*TASK GOAL:* Search the listing for "Maven" and copy every line where it appears.

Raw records
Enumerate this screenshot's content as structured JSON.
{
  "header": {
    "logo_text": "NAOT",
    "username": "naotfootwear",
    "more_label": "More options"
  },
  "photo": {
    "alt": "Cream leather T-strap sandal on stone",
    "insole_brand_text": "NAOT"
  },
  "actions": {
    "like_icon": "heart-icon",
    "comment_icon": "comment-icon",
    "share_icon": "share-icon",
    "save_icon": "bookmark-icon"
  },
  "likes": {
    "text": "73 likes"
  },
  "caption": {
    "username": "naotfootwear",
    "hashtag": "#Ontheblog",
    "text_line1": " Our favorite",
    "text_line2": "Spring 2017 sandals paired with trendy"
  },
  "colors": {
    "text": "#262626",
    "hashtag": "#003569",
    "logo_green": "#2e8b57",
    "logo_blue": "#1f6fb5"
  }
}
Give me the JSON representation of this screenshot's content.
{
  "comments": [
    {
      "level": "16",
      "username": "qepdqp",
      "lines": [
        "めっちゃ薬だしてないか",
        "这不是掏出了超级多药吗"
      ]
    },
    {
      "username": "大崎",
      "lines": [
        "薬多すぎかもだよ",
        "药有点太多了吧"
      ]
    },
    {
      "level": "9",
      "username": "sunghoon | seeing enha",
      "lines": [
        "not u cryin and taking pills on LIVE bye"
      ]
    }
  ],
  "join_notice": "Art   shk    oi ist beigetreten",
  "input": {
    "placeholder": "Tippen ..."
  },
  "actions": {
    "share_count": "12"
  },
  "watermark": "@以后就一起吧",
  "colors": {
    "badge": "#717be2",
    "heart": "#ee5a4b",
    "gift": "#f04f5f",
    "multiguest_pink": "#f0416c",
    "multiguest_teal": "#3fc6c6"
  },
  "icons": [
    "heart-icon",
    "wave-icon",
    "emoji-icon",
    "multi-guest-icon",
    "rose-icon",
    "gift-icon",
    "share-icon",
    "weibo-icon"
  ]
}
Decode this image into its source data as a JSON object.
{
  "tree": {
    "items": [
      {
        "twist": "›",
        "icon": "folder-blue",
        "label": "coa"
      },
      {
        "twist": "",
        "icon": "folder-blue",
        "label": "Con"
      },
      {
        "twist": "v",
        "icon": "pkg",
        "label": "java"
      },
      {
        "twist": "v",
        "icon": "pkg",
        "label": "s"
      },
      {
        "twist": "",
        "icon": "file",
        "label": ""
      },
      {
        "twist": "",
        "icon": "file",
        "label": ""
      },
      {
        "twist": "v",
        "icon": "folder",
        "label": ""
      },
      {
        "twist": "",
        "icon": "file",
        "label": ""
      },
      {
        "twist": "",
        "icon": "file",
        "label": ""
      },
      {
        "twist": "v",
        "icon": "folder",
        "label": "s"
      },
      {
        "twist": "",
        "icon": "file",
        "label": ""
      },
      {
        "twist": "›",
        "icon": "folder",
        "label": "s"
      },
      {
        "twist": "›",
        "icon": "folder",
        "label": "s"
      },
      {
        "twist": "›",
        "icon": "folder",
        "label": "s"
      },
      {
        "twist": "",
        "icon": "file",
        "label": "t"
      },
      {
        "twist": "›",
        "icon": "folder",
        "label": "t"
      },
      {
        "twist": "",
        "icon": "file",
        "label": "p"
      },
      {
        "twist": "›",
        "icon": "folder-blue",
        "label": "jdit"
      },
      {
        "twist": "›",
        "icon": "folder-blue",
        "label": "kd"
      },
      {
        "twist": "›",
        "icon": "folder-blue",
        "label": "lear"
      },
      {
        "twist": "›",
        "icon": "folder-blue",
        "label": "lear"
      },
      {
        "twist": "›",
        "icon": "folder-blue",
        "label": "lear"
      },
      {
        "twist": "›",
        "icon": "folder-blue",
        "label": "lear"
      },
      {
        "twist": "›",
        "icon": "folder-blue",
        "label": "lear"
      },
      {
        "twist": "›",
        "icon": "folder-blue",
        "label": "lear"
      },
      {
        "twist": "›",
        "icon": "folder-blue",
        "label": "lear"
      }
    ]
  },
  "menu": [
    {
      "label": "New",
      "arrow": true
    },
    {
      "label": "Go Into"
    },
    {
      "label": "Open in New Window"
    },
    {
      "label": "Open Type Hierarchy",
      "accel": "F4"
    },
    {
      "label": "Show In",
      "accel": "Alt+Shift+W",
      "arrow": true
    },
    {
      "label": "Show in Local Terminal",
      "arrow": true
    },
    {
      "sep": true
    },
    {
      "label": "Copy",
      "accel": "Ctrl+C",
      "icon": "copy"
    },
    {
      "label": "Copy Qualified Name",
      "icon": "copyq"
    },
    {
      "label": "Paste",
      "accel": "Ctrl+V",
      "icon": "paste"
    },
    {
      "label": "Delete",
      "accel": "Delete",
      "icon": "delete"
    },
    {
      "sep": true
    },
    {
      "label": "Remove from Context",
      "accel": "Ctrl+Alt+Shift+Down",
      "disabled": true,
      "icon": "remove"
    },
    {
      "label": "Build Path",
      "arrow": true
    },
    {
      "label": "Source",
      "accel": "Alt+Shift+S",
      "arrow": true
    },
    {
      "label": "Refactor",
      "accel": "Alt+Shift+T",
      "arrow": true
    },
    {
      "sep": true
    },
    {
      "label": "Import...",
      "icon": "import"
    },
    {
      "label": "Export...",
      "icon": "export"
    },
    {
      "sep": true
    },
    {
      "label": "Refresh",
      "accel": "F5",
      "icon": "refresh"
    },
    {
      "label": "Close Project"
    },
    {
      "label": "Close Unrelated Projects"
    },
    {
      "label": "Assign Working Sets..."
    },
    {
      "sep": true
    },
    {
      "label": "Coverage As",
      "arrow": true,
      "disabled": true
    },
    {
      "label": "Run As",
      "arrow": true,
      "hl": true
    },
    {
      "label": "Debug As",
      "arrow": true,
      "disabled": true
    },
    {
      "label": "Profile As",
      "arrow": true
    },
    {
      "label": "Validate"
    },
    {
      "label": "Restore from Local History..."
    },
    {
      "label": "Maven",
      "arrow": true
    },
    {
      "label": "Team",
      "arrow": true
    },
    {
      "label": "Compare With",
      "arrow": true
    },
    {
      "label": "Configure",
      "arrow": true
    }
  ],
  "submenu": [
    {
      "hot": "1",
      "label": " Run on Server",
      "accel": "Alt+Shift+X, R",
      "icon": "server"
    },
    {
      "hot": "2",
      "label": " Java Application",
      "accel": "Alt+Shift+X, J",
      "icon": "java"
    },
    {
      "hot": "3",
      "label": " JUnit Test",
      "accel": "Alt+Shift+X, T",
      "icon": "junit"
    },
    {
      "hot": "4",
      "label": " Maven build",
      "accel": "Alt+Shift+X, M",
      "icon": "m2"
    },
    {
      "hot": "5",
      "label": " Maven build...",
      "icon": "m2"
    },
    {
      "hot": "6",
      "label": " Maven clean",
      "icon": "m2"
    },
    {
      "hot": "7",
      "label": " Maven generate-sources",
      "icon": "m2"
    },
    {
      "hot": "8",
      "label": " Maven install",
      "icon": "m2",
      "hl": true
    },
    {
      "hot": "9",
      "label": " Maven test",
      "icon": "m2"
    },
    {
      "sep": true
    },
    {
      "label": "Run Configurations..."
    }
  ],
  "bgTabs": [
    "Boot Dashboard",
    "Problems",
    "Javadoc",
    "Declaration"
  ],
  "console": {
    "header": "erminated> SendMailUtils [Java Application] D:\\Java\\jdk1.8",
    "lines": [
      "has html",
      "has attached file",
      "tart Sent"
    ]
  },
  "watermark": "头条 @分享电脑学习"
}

*PROBLEM SOLUTION:*
      "label": "Maven",
      "label": " Maven build",
      "label": " Maven build...",
      "label": " Maven clean",
      "label": " Maven generate-sources",
      "label": " Maven install",
      "label": " Maven test",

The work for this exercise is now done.